JOB >> Quote all entries exactly, leaving pictures aside.

Saved entries
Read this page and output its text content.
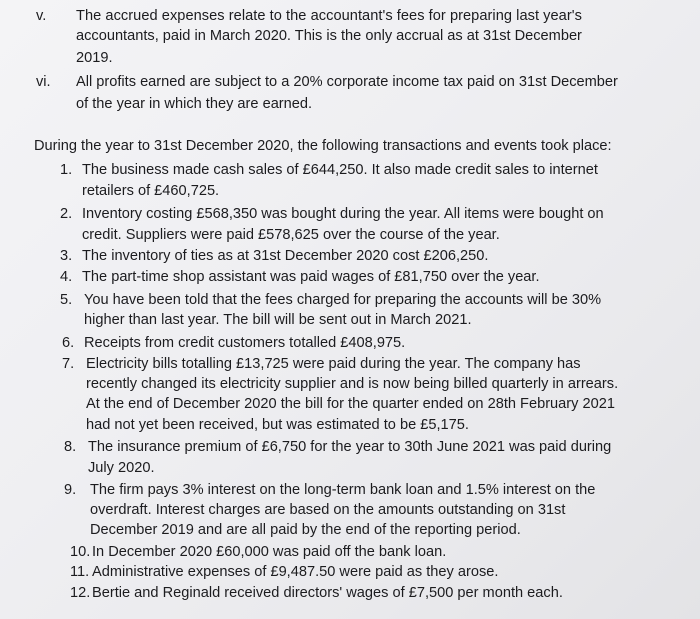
v. The accrued expenses relate to the accountant's fees for preparing last year's
accountants, paid in March 2020. This is the only accrual as at 31st December
2019.
vi. All profits earned are subject to a 20% corporate income tax paid on 31st December
of the year in which they are earned.
During the year to 31st December 2020, the following transactions and events took place:
1. The business made cash sales of £644,250. It also made credit sales to internet
retailers of £460,725.
2. Inventory costing £568,350 was bought during the year. All items were bought on
credit. Suppliers were paid £578,625 over the course of the year.
3. The inventory of ties as at 31st December 2020 cost £206,250.
4. The part-time shop assistant was paid wages of £81,750 over the year.
5. You have been told that the fees charged for preparing the accounts will be 30%
higher than last year. The bill will be sent out in March 2021.
6. Receipts from credit customers totalled £408,975.
7. Electricity bills totalling £13,725 were paid during the year. The company has
recently changed its electricity supplier and is now being billed quarterly in arrears.
At the end of December 2020 the bill for the quarter ended on 28th February 2021
had not yet been received, but was estimated to be £5,175.
8. The insurance premium of £6,750 for the year to 30th June 2021 was paid during
July 2020.
9. The firm pays 3% interest on the long-term bank loan and 1.5% interest on the
overdraft. Interest charges are based on the amounts outstanding on 31st
December 2019 and are all paid by the end of the reporting period.
10. In December 2020 £60,000 was paid off the bank loan.
11. Administrative expenses of £9,487.50 were paid as they arose.
12. Bertie and Reginald received directors' wages of £7,500 per month each.
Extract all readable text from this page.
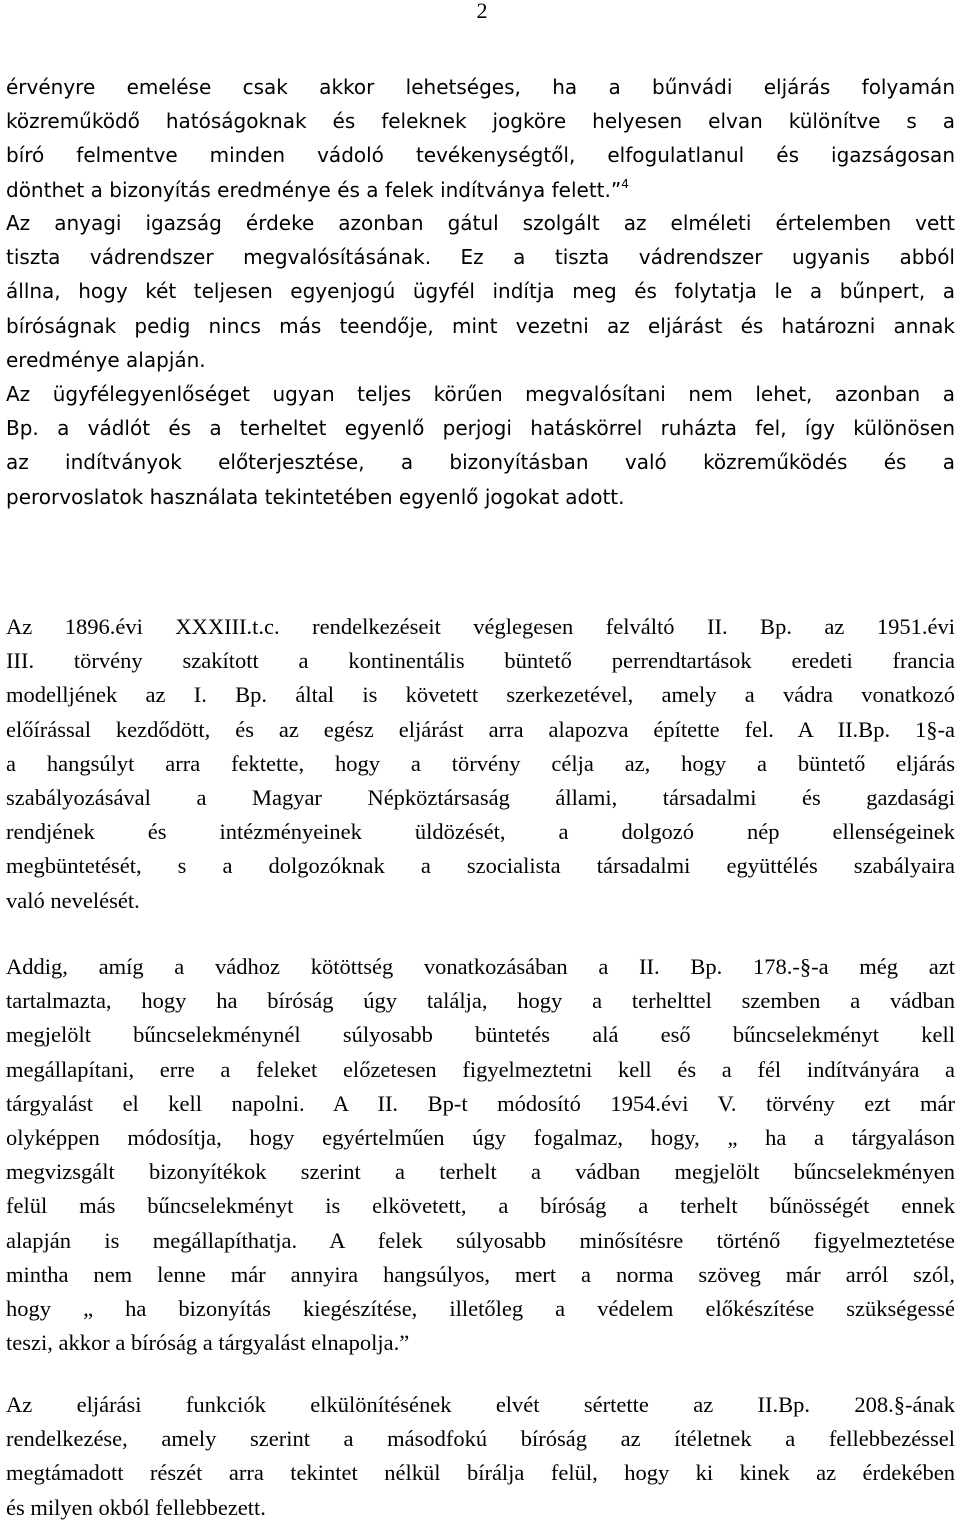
2

érvényre emelése csak akkor lehetséges, ha a bűnvádi eljárás folyamán
közreműködő hatóságoknak és feleknek jogköre helyesen elvan különítve s a
bíró felmentve minden vádoló tevékenységtől, elfogulatlanul és igazságosan
dönthet a bizonyítás eredménye és a felek indítványa felett.”$^4$

Az anyagi igazság érdeke azonban gátul szolgált az elméleti értelemben vett
tiszta vádrendszer megvalósításának. Ez a tiszta vádrendszer ugyanis abból
állna, hogy két teljesen egyenjogú ügyfél indítja meg és folytatja le a bűnpert, a
bíróságnak pedig nincs más teendője, mint vezetni az eljárást és határozni annak
eredménye alapján.
Az ügyfélegyenlőséget ugyan teljes körűen megvalósítani nem lehet, azonban a
Bp. a vádlót és a terheltet egyenlő perjogi hatáskörrel ruházta fel, így különösen
az indítványok előterjesztése, a bizonyításban való közreműködés és a
perorvoslatok használata tekintetében egyenlő jogokat adott.

Az 1896.évi XXXIII.t.c. rendelkezéseit véglegesen felváltó II. Bp. az 1951.évi
III. törvény szakított a kontinentális büntető perrendtartások eredeti francia
modelljének az I. Bp. által is követett szerkezetével, amely a vádra vonatkozó
előírással kezdődött, és az egész eljárást arra alapozva építette fel. A II.Bp. 1§-a
a hangsúlyt arra fektette, hogy a törvény célja az, hogy a büntető eljárás
szabályozásával a Magyar Népköztársaság állami, társadalmi és gazdasági
rendjének és intézményeinek üldözését, a dolgozó nép ellenségeinek
megbüntetését, s a dolgozóknak a szocialista társadalmi együttélés szabályaira
való nevelését.

Addig, amíg a vádhoz kötöttség vonatkozásában a II. Bp. 178.-§-a még azt
tartalmazta, hogy ha bíróság úgy találja, hogy a terhelttel szemben a vádban
megjelölt bűncselekménynél súlyosabb büntetés alá eső bűncselekményt kell
megállapítani, erre a feleket előzetesen figyelmeztetni kell és a fél indítványára a
tárgyalást el kell napolni. A II. Bp-t módosító 1954.évi V. törvény ezt már
olyképpen módosítja, hogy egyértelműen úgy fogalmaz, hogy, „ ha a tárgyaláson
megvizsgált bizonyítékok szerint a terhelt a vádban megjelölt bűncselekményen
felül más bűncselekményt is elkövetett, a bíróság a terhelt bűnösségét ennek
alapján is megállapíthatja. A felek súlyosabb minősítésre történő figyelmeztetése
mintha nem lenne már annyira hangsúlyos, mert a norma szöveg már arról szól,
hogy „ ha bizonyítás kiegészítése, illetőleg a védelem előkészítése szükségessé
teszi, akkor a bíróság a tárgyalást elnapolja.”

Az eljárási funkciók elkülönítésének elvét sértette az II.Bp. 208.§-ának
rendelkezése, amely szerint a másodfokú bíróság az ítéletnek a fellebbezéssel
megtámadott részét arra tekintet nélkül bírálja felül, hogy ki kinek az érdekében
és milyen okból fellebbezett.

REPLY TO THE EXERCISE >>
Read this page and output its text content.
v. The accrued expenses relate to the accountant's fees for preparing last year's
accountants, paid in March 2020. This is the only accrual as at 31st December
2019.
vi. All profits earned are subject to a 20% corporate income tax paid on 31st December
of the year in which they are earned.
During the year to 31st December 2020, the following transactions and events took place:
1. The business made cash sales of £644,250. It also made credit sales to internet
retailers of £460,725.
2. Inventory costing £568,350 was bought during the year. All items were bought on
credit. Suppliers were paid £578,625 over the course of the year.
3. The inventory of ties as at 31st December 2020 cost £206,250.
4. The part-time shop assistant was paid wages of £81,750 over the year.
5. You have been told that the fees charged for preparing the accounts will be 30%
higher than last year. The bill will be sent out in March 2021.
6. Receipts from credit customers totalled £408,975.
7. Electricity bills totalling £13,725 were paid during the year. The company has
recently changed its electricity supplier and is now being billed quarterly in arrears.
At the end of December 2020 the bill for the quarter ended on 28th February 2021
had not yet been received, but was estimated to be £5,175.
8. The insurance premium of £6,750 for the year to 30th June 2021 was paid during
July 2020.
9. The firm pays 3% interest on the long-term bank loan and 1.5% interest on the
overdraft. Interest charges are based on the amounts outstanding on 31st
December 2019 and are all paid by the end of the reporting period.
10. In December 2020 £60,000 was paid off the bank loan.
11. Administrative expenses of £9,487.50 were paid as they arose.
12. Bertie and Reginald received directors' wages of £7,500 per month each.
Extract all readable text from this page.
2

érvényre emelése csak akkor lehetséges, ha a bűnvádi eljárás folyamán
közreműködő hatóságoknak és feleknek jogköre helyesen elvan különítve s a
bíró felmentve minden vádoló tevékenységtől, elfogulatlanul és igazságosan
dönthet a bizonyítás eredménye és a felek indítványa felett.”$^4$

Az anyagi igazság érdeke azonban gátul szolgált az elméleti értelemben vett
tiszta vádrendszer megvalósításának. Ez a tiszta vádrendszer ugyanis abból
állna, hogy két teljesen egyenjogú ügyfél indítja meg és folytatja le a bűnpert, a
bíróságnak pedig nincs más teendője, mint vezetni az eljárást és határozni annak
eredménye alapján.
Az ügyfélegyenlőséget ugyan teljes körűen megvalósítani nem lehet, azonban a
Bp. a vádlót és a terheltet egyenlő perjogi hatáskörrel ruházta fel, így különösen
az indítványok előterjesztése, a bizonyításban való közreműködés és a
perorvoslatok használata tekintetében egyenlő jogokat adott.

Az 1896.évi XXXIII.t.c. rendelkezéseit véglegesen felváltó II. Bp. az 1951.évi
III. törvény szakított a kontinentális büntető perrendtartások eredeti francia
modelljének az I. Bp. által is követett szerkezetével, amely a vádra vonatkozó
előírással kezdődött, és az egész eljárást arra alapozva építette fel. A II.Bp. 1§-a
a hangsúlyt arra fektette, hogy a törvény célja az, hogy a büntető eljárás
szabályozásával a Magyar Népköztársaság állami, társadalmi és gazdasági
rendjének és intézményeinek üldözését, a dolgozó nép ellenségeinek
megbüntetését, s a dolgozóknak a szocialista társadalmi együttélés szabályaira
való nevelését.

Addig, amíg a vádhoz kötöttség vonatkozásában a II. Bp. 178.-§-a még azt
tartalmazta, hogy ha bíróság úgy találja, hogy a terhelttel szemben a vádban
megjelölt bűncselekménynél súlyosabb büntetés alá eső bűncselekményt kell
megállapítani, erre a feleket előzetesen figyelmeztetni kell és a fél indítványára a
tárgyalást el kell napolni. A II. Bp-t módosító 1954.évi V. törvény ezt már
olyképpen módosítja, hogy egyértelműen úgy fogalmaz, hogy, „ ha a tárgyaláson
megvizsgált bizonyítékok szerint a terhelt a vádban megjelölt bűncselekményen
felül más bűncselekményt is elkövetett, a bíróság a terhelt bűnösségét ennek
alapján is megállapíthatja. A felek súlyosabb minősítésre történő figyelmeztetése
mintha nem lenne már annyira hangsúlyos, mert a norma szöveg már arról szól,
hogy „ ha bizonyítás kiegészítése, illetőleg a védelem előkészítése szükségessé
teszi, akkor a bíróság a tárgyalást elnapolja.”

Az eljárási funkciók elkülönítésének elvét sértette az II.Bp. 208.§-ának
rendelkezése, amely szerint a másodfokú bíróság az ítéletnek a fellebbezéssel
megtámadott részét arra tekintet nélkül bírálja felül, hogy ki kinek az érdekében
és milyen okból fellebbezett.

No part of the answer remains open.